What you are asked to do | Reproduce the entries word for word, and omit any picture you find in them.

Entries shown |
------------------------------

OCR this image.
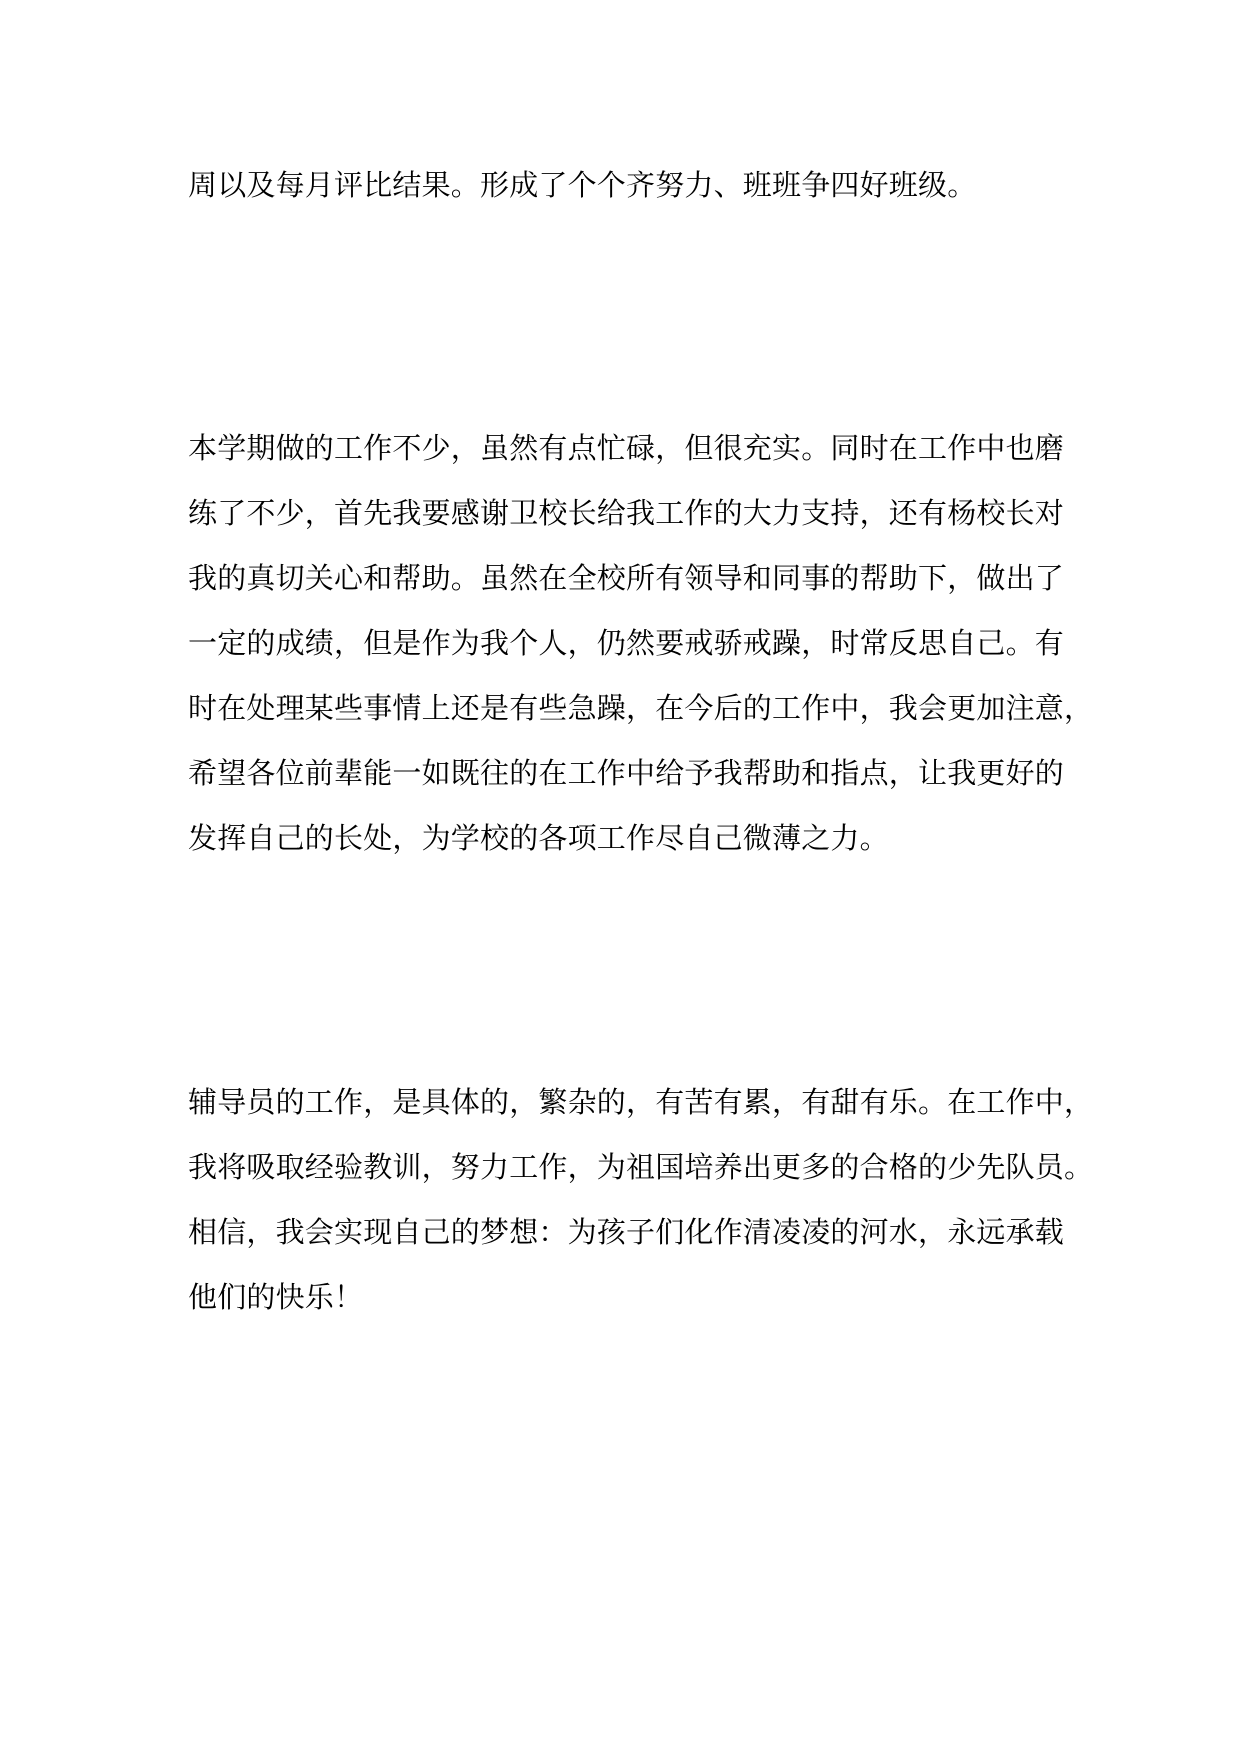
周以及每月评比结果。形成了个个齐努力、班班争四好班级。
本学期做的工作不少，虽然有点忙碌，但很充实。同时在工作中也磨
练了不少，首先我要感谢卫校长给我工作的大力支持，还有杨校长对
我的真切关心和帮助。虽然在全校所有领导和同事的帮助下，做出了
一定的成绩，但是作为我个人，仍然要戒骄戒躁，时常反思自己。有
时在处理某些事情上还是有些急躁，在今后的工作中，我会更加注意，
希望各位前辈能一如既往的在工作中给予我帮助和指点，让我更好的
发挥自己的长处，为学校的各项工作尽自己微薄之力。
辅导员的工作，是具体的，繁杂的，有苦有累，有甜有乐。在工作中，
我将吸取经验教训，努力工作，为祖国培养出更多的合格的少先队员。
相信，我会实现自己的梦想：为孩子们化作清凌凌的河水，永远承载
他们的快乐！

------------------------------

The reply |
OCR this image.
周以及每月评比结果。形成了个个齐努力、班班争四好班级。
本学期做的工作不少，虽然有点忙碌，但很充实。同时在工作中也磨
练了不少，首先我要感谢卫校长给我工作的大力支持，还有杨校长对
我的真切关心和帮助。虽然在全校所有领导和同事的帮助下，做出了
一定的成绩，但是作为我个人，仍然要戒骄戒躁，时常反思自己。有
时在处理某些事情上还是有些急躁，在今后的工作中，我会更加注意，
希望各位前辈能一如既往的在工作中给予我帮助和指点，让我更好的
发挥自己的长处，为学校的各项工作尽自己微薄之力。
辅导员的工作，是具体的，繁杂的，有苦有累，有甜有乐。在工作中，
我将吸取经验教训，努力工作，为祖国培养出更多的合格的少先队员。
相信，我会实现自己的梦想：为孩子们化作清凌凌的河水，永远承载
他们的快乐！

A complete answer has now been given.